Search the data for the string "thấp" and gather each line it is in.

Supplied records =>
++++++++

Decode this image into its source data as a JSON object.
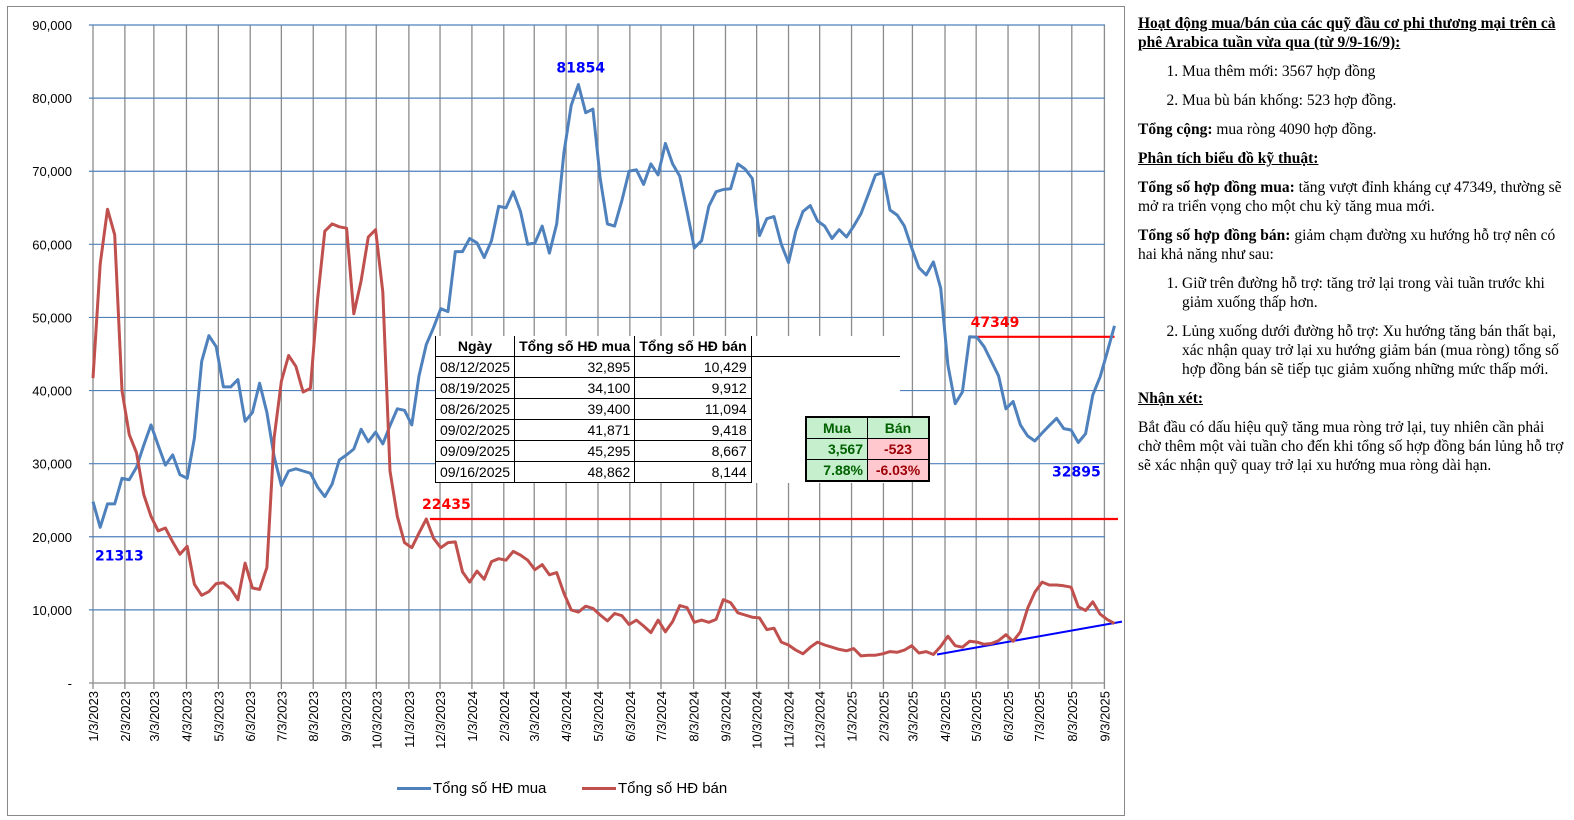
{
  "chart_data": {
    "type": "line",
    "title": "",
    "xlabel": "",
    "ylabel": "",
    "ylim": [
      0,
      90000
    ],
    "y_ticks": [
      "-",
      "10,000",
      "20,000",
      "30,000",
      "40,000",
      "50,000",
      "60,000",
      "70,000",
      "80,000",
      "90,000"
    ],
    "y_tick_values": [
      0,
      10000,
      20000,
      30000,
      40000,
      50000,
      60000,
      70000,
      80000,
      90000
    ],
    "x_tick_labels": [
      "1/3/2023",
      "2/3/2023",
      "3/3/2023",
      "4/3/2023",
      "5/3/2023",
      "6/3/2023",
      "7/3/2023",
      "8/3/2023",
      "9/3/2023",
      "10/3/2023",
      "11/3/2023",
      "12/3/2023",
      "1/3/2024",
      "2/3/2024",
      "3/3/2024",
      "4/3/2024",
      "5/3/2024",
      "6/3/2024",
      "7/3/2024",
      "8/3/2024",
      "9/3/2024",
      "10/3/2024",
      "11/3/2024",
      "12/3/2024",
      "1/3/2025",
      "2/3/2025",
      "3/3/2025",
      "4/3/2025",
      "5/3/2025",
      "6/3/2025",
      "7/3/2025",
      "8/3/2025",
      "9/3/2025"
    ],
    "x_tick_week_index": [
      0,
      4.4,
      8.4,
      12.9,
      17.3,
      21.7,
      26,
      30.4,
      34.9,
      39.1,
      43.6,
      47.9,
      52.3,
      56.7,
      60.9,
      65.3,
      69.7,
      74.1,
      78.4,
      82.9,
      87.3,
      91.6,
      96,
      100.3,
      104.7,
      109.1,
      113.1,
      117.6,
      121.9,
      126.3,
      130.6,
      135.1,
      139.6
    ],
    "x_start": "1/3/2023",
    "x_end": "9/16/2025",
    "frequency": "weekly",
    "legend_position": "bottom",
    "grid": true,
    "series": [
      {
        "name": "Tổng số HĐ mua",
        "color": "#4f81bd",
        "values": [
          24800,
          21300,
          24500,
          24500,
          28000,
          27800,
          29500,
          32500,
          35300,
          32500,
          29800,
          31200,
          28500,
          28000,
          33500,
          44000,
          47500,
          46000,
          40500,
          40500,
          41500,
          35800,
          37000,
          41000,
          37000,
          31000,
          27000,
          29000,
          29300,
          29000,
          28700,
          26800,
          25500,
          27200,
          30500,
          31200,
          32000,
          34700,
          33000,
          34300,
          32700,
          35200,
          37500,
          37300,
          35300,
          42000,
          46300,
          48600,
          51200,
          50800,
          59000,
          59000,
          60800,
          60200,
          58200,
          60500,
          65200,
          65000,
          67200,
          64500,
          60000,
          60200,
          62500,
          58800,
          62800,
          72500,
          79000,
          81854,
          78000,
          78500,
          69000,
          62800,
          62500,
          66000,
          70000,
          70200,
          68200,
          71000,
          69500,
          73800,
          71000,
          69300,
          64500,
          59500,
          60500,
          65200,
          67200,
          67500,
          67600,
          71000,
          70300,
          69000,
          61200,
          63500,
          63800,
          60000,
          57500,
          61800,
          64500,
          65300,
          63200,
          62500,
          60800,
          62000,
          61000,
          62500,
          64200,
          66800,
          69500,
          69800,
          64700,
          64000,
          62500,
          59500,
          56800,
          55800,
          57600,
          54000,
          43500,
          38200,
          39800,
          47349,
          47300,
          46000,
          44000,
          42000,
          37500,
          38500,
          35300,
          33800,
          33100,
          34200,
          35200,
          36200,
          34800,
          34600,
          32895,
          34100,
          39400,
          41871,
          45295,
          48862
        ]
      },
      {
        "name": "Tổng số HĐ bán",
        "color": "#c0504d",
        "values": [
          41700,
          57300,
          64800,
          61300,
          40000,
          34000,
          31500,
          25800,
          22800,
          20800,
          21200,
          19300,
          17600,
          18700,
          13500,
          12000,
          12500,
          13600,
          13700,
          12900,
          11400,
          16400,
          13000,
          12800,
          15800,
          33500,
          41300,
          44800,
          43300,
          39800,
          40300,
          52500,
          61800,
          62800,
          62400,
          62200,
          50500,
          55000,
          61000,
          62000,
          53500,
          29000,
          22800,
          19200,
          18500,
          20500,
          22435,
          19800,
          18500,
          19200,
          19300,
          15200,
          13800,
          15300,
          14200,
          16600,
          17000,
          16800,
          18000,
          17500,
          16800,
          15500,
          16200,
          14800,
          15100,
          12300,
          10000,
          9700,
          10500,
          10200,
          9300,
          8500,
          9500,
          9200,
          8000,
          8600,
          7800,
          6900,
          8600,
          7000,
          8400,
          10600,
          10300,
          8300,
          8600,
          8300,
          8700,
          11400,
          11000,
          9600,
          9300,
          9000,
          8900,
          7300,
          7500,
          5600,
          5200,
          4500,
          4000,
          4900,
          5600,
          5200,
          4900,
          4600,
          4400,
          4700,
          3700,
          3800,
          3800,
          4000,
          4300,
          4200,
          4500,
          5100,
          4100,
          4300,
          3900,
          5000,
          6400,
          5100,
          4900,
          5700,
          5600,
          5300,
          5400,
          5800,
          6600,
          5700,
          7000,
          10200,
          12400,
          13800,
          13400,
          13400,
          13300,
          13100,
          10429,
          9912,
          11094,
          9418,
          8667,
          8144
        ]
      }
    ],
    "annotations": [
      {
        "text": "81854",
        "color": "#0000ff",
        "series": "Tổng số HĐ mua",
        "week_index": 67
      },
      {
        "text": "21313",
        "color": "#0000ff",
        "series": "Tổng số HĐ mua",
        "week_index": 1
      },
      {
        "text": "32895",
        "color": "#0000ff",
        "series": "Tổng số HĐ mua",
        "week_index": 136
      },
      {
        "text": "47349",
        "color": "#ff0000",
        "kind": "horizontal-resistance",
        "value": 47349,
        "from_week_index": 121,
        "to_week_index": 141
      },
      {
        "text": "22435",
        "color": "#ff0000",
        "kind": "horizontal-resistance",
        "value": 22435,
        "from_week_index": 46.5,
        "to_week_index": 143.5
      }
    ],
    "trendline": {
      "color": "#0000ff",
      "from": {
        "week_index": 116.5,
        "value": 3900
      },
      "to": {
        "week_index": 143.5,
        "value": 8400
      }
    }
  },
  "data_table": {
    "headers": [
      "Ngày",
      "Tổng số HĐ mua",
      "Tổng số HĐ bán"
    ],
    "rows": [
      [
        "08/12/2025",
        "32,895",
        "10,429"
      ],
      [
        "08/19/2025",
        "34,100",
        "9,912"
      ],
      [
        "08/26/2025",
        "39,400",
        "11,094"
      ],
      [
        "09/02/2025",
        "41,871",
        "9,418"
      ],
      [
        "09/09/2025",
        "45,295",
        "8,667"
      ],
      [
        "09/16/2025",
        "48,862",
        "8,144"
      ]
    ]
  },
  "summary_table": {
    "headers": [
      "Mua",
      "Bán"
    ],
    "change": [
      "3,567",
      "-523"
    ],
    "pct": [
      "7.88%",
      "-6.03%"
    ]
  },
  "notes": {
    "heading": "Hoạt động mua/bán của các quỹ đầu cơ phi thương mại trên cà phê Arabica tuần vừa qua (từ 9/9-16/9):",
    "activity": [
      "Mua thêm mới: 3567 hợp đồng",
      "Mua bù bán khống: 523 hợp đồng."
    ],
    "total_label": "Tổng cộng:",
    "total_text": " mua ròng 4090 hợp đồng.",
    "tech_heading": "Phân tích biểu đồ kỹ thuật:",
    "buy_label": "Tổng số hợp đồng mua:",
    "buy_text": " tăng vượt đỉnh kháng cự 47349, thường sẽ mở ra triển vọng cho một chu kỳ tăng mua mới.",
    "sell_label": "Tổng số hợp đồng bán:",
    "sell_text": "  giảm chạm đường xu hướng hỗ trợ nên có hai khả năng như sau:",
    "scenarios": [
      "Giữ trên đường hỗ trợ: tăng trở lại trong vài tuần trước khi giảm xuống thấp hơn.",
      "Lủng xuống dưới đường hỗ trợ: Xu hướng tăng bán thất bại, xác nhận quay trở lại xu hướng giảm bán (mua ròng) tổng số hợp đồng bán sẽ  tiếp tục giảm xuống những mức thấp mới."
    ],
    "comment_heading": "Nhận xét:",
    "comment_text": "Bắt đầu có dấu hiệu quỹ tăng mua ròng trở lại, tuy nhiên cần phải chờ thêm một vài tuần cho đến khi tổng số hợp đồng bán lủng hỗ trợ sẽ xác nhận quỹ quay trở lại xu hướng mua ròng dài hạn."
  }
}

++++++++

The answer =>
      "Giữ trên đường hỗ trợ: tăng trở lại trong vài tuần trước khi giảm xuống thấp hơn.",
      "Lủng xuống dưới đường hỗ trợ: Xu hướng tăng bán thất bại, xác nhận quay trở lại xu hướng giảm bán (mua ròng) tổng số hợp đồng bán sẽ  tiếp tục giảm xuống những mức thấp mới."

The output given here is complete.